--- Request ---
Restate, word for word, every line of the data.

--- Records provided ---
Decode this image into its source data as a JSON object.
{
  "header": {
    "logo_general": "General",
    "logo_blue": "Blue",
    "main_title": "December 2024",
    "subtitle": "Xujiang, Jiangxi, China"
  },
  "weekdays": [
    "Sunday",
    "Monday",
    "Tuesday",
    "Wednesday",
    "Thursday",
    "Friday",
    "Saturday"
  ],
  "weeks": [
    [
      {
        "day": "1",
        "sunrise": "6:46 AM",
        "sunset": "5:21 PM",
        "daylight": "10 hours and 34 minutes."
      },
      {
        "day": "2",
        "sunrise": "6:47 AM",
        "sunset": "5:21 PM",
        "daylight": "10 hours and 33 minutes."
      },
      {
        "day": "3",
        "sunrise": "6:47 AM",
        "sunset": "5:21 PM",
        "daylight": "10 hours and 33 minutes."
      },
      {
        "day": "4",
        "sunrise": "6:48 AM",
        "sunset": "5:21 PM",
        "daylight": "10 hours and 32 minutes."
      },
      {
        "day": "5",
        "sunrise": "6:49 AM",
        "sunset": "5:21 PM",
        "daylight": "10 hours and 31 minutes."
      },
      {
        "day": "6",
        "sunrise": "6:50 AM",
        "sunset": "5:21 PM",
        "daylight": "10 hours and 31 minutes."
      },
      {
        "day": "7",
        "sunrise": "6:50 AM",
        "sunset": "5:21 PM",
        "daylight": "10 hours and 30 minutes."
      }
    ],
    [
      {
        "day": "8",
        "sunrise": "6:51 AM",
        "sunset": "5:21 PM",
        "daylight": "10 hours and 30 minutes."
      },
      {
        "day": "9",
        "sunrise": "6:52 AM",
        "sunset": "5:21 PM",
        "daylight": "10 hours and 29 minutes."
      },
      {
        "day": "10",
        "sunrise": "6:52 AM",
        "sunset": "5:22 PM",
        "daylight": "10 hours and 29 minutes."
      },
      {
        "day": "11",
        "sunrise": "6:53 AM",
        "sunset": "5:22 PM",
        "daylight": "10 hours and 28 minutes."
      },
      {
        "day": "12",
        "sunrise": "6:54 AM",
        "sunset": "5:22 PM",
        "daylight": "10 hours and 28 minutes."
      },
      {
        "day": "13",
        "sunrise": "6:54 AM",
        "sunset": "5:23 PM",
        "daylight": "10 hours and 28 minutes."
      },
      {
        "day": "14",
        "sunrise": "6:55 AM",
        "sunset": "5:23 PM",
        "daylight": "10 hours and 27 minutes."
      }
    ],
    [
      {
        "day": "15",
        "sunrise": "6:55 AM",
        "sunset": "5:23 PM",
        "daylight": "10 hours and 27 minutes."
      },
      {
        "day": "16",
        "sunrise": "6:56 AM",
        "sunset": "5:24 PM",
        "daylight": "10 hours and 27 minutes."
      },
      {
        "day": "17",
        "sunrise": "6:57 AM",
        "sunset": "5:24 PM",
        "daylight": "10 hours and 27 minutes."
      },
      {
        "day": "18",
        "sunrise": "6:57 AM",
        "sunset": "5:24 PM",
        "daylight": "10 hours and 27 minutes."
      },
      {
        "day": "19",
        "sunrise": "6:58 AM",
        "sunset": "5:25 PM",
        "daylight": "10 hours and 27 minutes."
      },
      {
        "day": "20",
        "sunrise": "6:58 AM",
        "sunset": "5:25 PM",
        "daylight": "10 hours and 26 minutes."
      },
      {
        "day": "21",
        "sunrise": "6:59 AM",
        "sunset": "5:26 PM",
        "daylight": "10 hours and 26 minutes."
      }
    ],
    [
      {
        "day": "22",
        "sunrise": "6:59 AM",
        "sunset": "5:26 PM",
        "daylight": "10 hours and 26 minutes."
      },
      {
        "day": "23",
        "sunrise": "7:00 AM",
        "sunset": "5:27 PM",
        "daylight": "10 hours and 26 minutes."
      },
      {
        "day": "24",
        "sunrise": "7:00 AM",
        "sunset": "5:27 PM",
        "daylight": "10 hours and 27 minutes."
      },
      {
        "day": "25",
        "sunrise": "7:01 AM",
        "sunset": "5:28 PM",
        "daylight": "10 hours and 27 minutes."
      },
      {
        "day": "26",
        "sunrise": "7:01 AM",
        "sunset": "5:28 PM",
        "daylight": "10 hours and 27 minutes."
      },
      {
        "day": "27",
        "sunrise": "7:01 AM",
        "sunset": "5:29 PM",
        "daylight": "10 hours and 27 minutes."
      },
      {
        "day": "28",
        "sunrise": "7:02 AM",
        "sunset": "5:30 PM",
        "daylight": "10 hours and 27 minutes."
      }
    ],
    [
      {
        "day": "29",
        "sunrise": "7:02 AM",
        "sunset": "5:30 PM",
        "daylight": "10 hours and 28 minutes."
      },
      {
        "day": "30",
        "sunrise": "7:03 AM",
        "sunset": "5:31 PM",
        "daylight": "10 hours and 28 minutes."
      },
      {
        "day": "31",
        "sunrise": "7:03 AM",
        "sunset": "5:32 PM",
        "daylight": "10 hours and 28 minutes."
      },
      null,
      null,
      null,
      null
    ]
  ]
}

--- Completed task ---
Decode this image into its source data as a JSON object.
{
  "header": {
    "logo_general": "General",
    "logo_blue": "Blue",
    "main_title": "December 2024",
    "subtitle": "Xujiang, Jiangxi, China"
  },
  "weekdays": [
    "Sunday",
    "Monday",
    "Tuesday",
    "Wednesday",
    "Thursday",
    "Friday",
    "Saturday"
  ],
  "weeks": [
    [
      {
        "day": "1",
        "sunrise": "6:46 AM",
        "sunset": "5:21 PM",
        "daylight": "10 hours and 34 minutes."
      },
      {
        "day": "2",
        "sunrise": "6:47 AM",
        "sunset": "5:21 PM",
        "daylight": "10 hours and 33 minutes."
      },
      {
        "day": "3",
        "sunrise": "6:47 AM",
        "sunset": "5:21 PM",
        "daylight": "10 hours and 33 minutes."
      },
      {
        "day": "4",
        "sunrise": "6:48 AM",
        "sunset": "5:21 PM",
        "daylight": "10 hours and 32 minutes."
      },
      {
        "day": "5",
        "sunrise": "6:49 AM",
        "sunset": "5:21 PM",
        "daylight": "10 hours and 31 minutes."
      },
      {
        "day": "6",
        "sunrise": "6:50 AM",
        "sunset": "5:21 PM",
        "daylight": "10 hours and 31 minutes."
      },
      {
        "day": "7",
        "sunrise": "6:50 AM",
        "sunset": "5:21 PM",
        "daylight": "10 hours and 30 minutes."
      }
    ],
    [
      {
        "day": "8",
        "sunrise": "6:51 AM",
        "sunset": "5:21 PM",
        "daylight": "10 hours and 30 minutes."
      },
      {
        "day": "9",
        "sunrise": "6:52 AM",
        "sunset": "5:21 PM",
        "daylight": "10 hours and 29 minutes."
      },
      {
        "day": "10",
        "sunrise": "6:52 AM",
        "sunset": "5:22 PM",
        "daylight": "10 hours and 29 minutes."
      },
      {
        "day": "11",
        "sunrise": "6:53 AM",
        "sunset": "5:22 PM",
        "daylight": "10 hours and 28 minutes."
      },
      {
        "day": "12",
        "sunrise": "6:54 AM",
        "sunset": "5:22 PM",
        "daylight": "10 hours and 28 minutes."
      },
      {
        "day": "13",
        "sunrise": "6:54 AM",
        "sunset": "5:23 PM",
        "daylight": "10 hours and 28 minutes."
      },
      {
        "day": "14",
        "sunrise": "6:55 AM",
        "sunset": "5:23 PM",
        "daylight": "10 hours and 27 minutes."
      }
    ],
    [
      {
        "day": "15",
        "sunrise": "6:55 AM",
        "sunset": "5:23 PM",
        "daylight": "10 hours and 27 minutes."
      },
      {
        "day": "16",
        "sunrise": "6:56 AM",
        "sunset": "5:24 PM",
        "daylight": "10 hours and 27 minutes."
      },
      {
        "day": "17",
        "sunrise": "6:57 AM",
        "sunset": "5:24 PM",
        "daylight": "10 hours and 27 minutes."
      },
      {
        "day": "18",
        "sunrise": "6:57 AM",
        "sunset": "5:24 PM",
        "daylight": "10 hours and 27 minutes."
      },
      {
        "day": "19",
        "sunrise": "6:58 AM",
        "sunset": "5:25 PM",
        "daylight": "10 hours and 27 minutes."
      },
      {
        "day": "20",
        "sunrise": "6:58 AM",
        "sunset": "5:25 PM",
        "daylight": "10 hours and 26 minutes."
      },
      {
        "day": "21",
        "sunrise": "6:59 AM",
        "sunset": "5:26 PM",
        "daylight": "10 hours and 26 minutes."
      }
    ],
    [
      {
        "day": "22",
        "sunrise": "6:59 AM",
        "sunset": "5:26 PM",
        "daylight": "10 hours and 26 minutes."
      },
      {
        "day": "23",
        "sunrise": "7:00 AM",
        "sunset": "5:27 PM",
        "daylight": "10 hours and 26 minutes."
      },
      {
        "day": "24",
        "sunrise": "7:00 AM",
        "sunset": "5:27 PM",
        "daylight": "10 hours and 27 minutes."
      },
      {
        "day": "25",
        "sunrise": "7:01 AM",
        "sunset": "5:28 PM",
        "daylight": "10 hours and 27 minutes."
      },
      {
        "day": "26",
        "sunrise": "7:01 AM",
        "sunset": "5:28 PM",
        "daylight": "10 hours and 27 minutes."
      },
      {
        "day": "27",
        "sunrise": "7:01 AM",
        "sunset": "5:29 PM",
        "daylight": "10 hours and 27 minutes."
      },
      {
        "day": "28",
        "sunrise": "7:02 AM",
        "sunset": "5:30 PM",
        "daylight": "10 hours and 27 minutes."
      }
    ],
    [
      {
        "day": "29",
        "sunrise": "7:02 AM",
        "sunset": "5:30 PM",
        "daylight": "10 hours and 28 minutes."
      },
      {
        "day": "30",
        "sunrise": "7:03 AM",
        "sunset": "5:31 PM",
        "daylight": "10 hours and 28 minutes."
      },
      {
        "day": "31",
        "sunrise": "7:03 AM",
        "sunset": "5:32 PM",
        "daylight": "10 hours and 28 minutes."
      },
      null,
      null,
      null,
      null
    ]
  ]
}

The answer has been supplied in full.